DIRECTIVE:
Return the material word for word. Do not include the pictures.

DATA ENTRIES:

* Start *

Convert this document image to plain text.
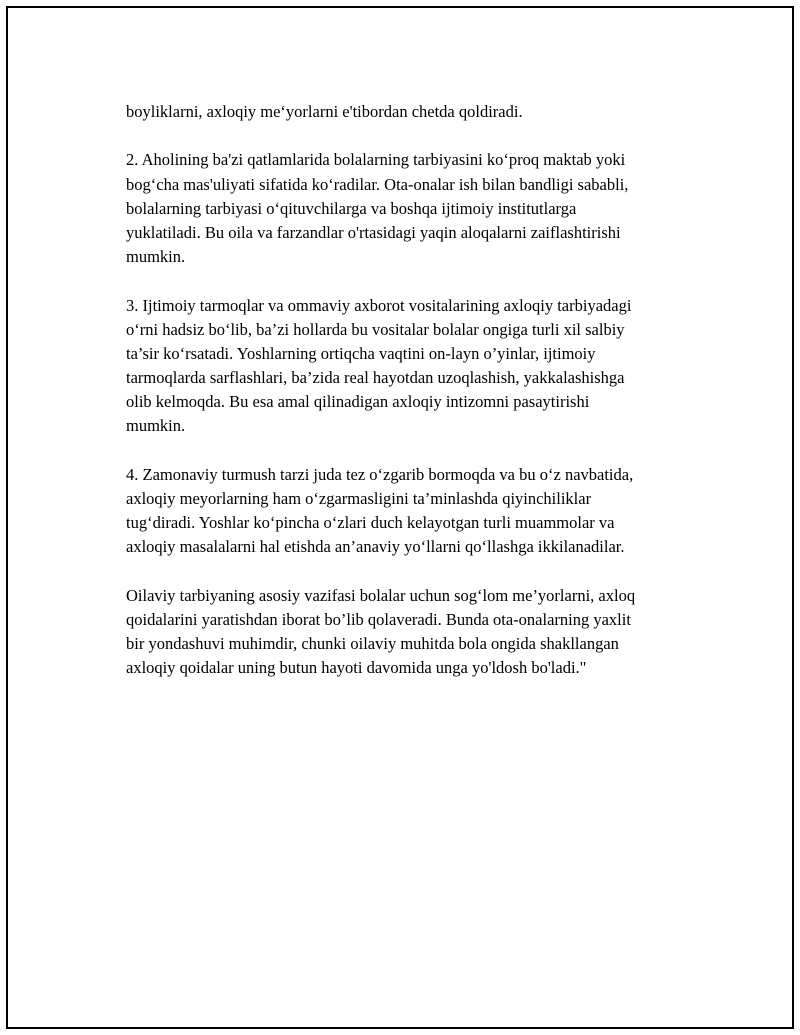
boyliklarni, axloqiy me‘yorlarni e'tibordan chetda qoldiradi.

2. Aholining ba'zi qatlamlarida bolalarning tarbiyasini ko‘proq maktab yoki
bog‘cha mas'uliyati sifatida ko‘radilar. Ota-onalar ish bilan bandligi sababli,
bolalarning tarbiyasi o‘qituvchilarga va boshqa ijtimoiy institutlarga
yuklatiladi. Bu oila va farzandlar o'rtasidagi yaqin aloqalarni zaiflashtirishi
mumkin.

3. Ijtimoiy tarmoqlar va ommaviy axborot vositalarining axloqiy tarbiyadagi
o‘rni hadsiz bo‘lib, ba’zi hollarda bu vositalar bolalar ongiga turli xil salbiy
ta’sir ko‘rsatadi. Yoshlarning ortiqcha vaqtini on-layn o’yinlar, ijtimoiy
tarmoqlarda sarflashlari, ba’zida real hayotdan uzoqlashish, yakkalashishga
olib kelmoqda. Bu esa amal qilinadigan axloqiy intizomni pasaytirishi
mumkin.

4. Zamonaviy turmush tarzi juda tez o‘zgarib bormoqda va bu o‘z navbatida,
axloqiy meyorlarning ham o‘zgarmasligini ta’minlashda qiyinchiliklar
tug‘diradi. Yoshlar ko‘pincha o‘zlari duch kelayotgan turli muammolar va
axloqiy masalalarni hal etishda an’anaviy yo‘llarni qo‘llashga ikkilanadilar.

Oilaviy tarbiyaning asosiy vazifasi bolalar uchun sog‘lom me’yorlarni, axloq
qoidalarini yaratishdan iborat bo’lib qolaveradi. Bunda ota-onalarning yaxlit
bir yondashuvi muhimdir, chunki oilaviy muhitda bola ongida shakllangan
axloqiy qoidalar uning butun hayoti davomida unga yo'ldosh bo'ladi."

* End *

WORKED ANSWER:
Convert this document image to plain text.
boyliklarni, axloqiy me‘yorlarni e'tibordan chetda qoldiradi.

2. Aholining ba'zi qatlamlarida bolalarning tarbiyasini ko‘proq maktab yoki
bog‘cha mas'uliyati sifatida ko‘radilar. Ota-onalar ish bilan bandligi sababli,
bolalarning tarbiyasi o‘qituvchilarga va boshqa ijtimoiy institutlarga
yuklatiladi. Bu oila va farzandlar o'rtasidagi yaqin aloqalarni zaiflashtirishi
mumkin.

3. Ijtimoiy tarmoqlar va ommaviy axborot vositalarining axloqiy tarbiyadagi
o‘rni hadsiz bo‘lib, ba’zi hollarda bu vositalar bolalar ongiga turli xil salbiy
ta’sir ko‘rsatadi. Yoshlarning ortiqcha vaqtini on-layn o’yinlar, ijtimoiy
tarmoqlarda sarflashlari, ba’zida real hayotdan uzoqlashish, yakkalashishga
olib kelmoqda. Bu esa amal qilinadigan axloqiy intizomni pasaytirishi
mumkin.

4. Zamonaviy turmush tarzi juda tez o‘zgarib bormoqda va bu o‘z navbatida,
axloqiy meyorlarning ham o‘zgarmasligini ta’minlashda qiyinchiliklar
tug‘diradi. Yoshlar ko‘pincha o‘zlari duch kelayotgan turli muammolar va
axloqiy masalalarni hal etishda an’anaviy yo‘llarni qo‘llashga ikkilanadilar.

Oilaviy tarbiyaning asosiy vazifasi bolalar uchun sog‘lom me’yorlarni, axloq
qoidalarini yaratishdan iborat bo’lib qolaveradi. Bunda ota-onalarning yaxlit
bir yondashuvi muhimdir, chunki oilaviy muhitda bola ongida shakllangan
axloqiy qoidalar uning butun hayoti davomida unga yo'ldosh bo'ladi."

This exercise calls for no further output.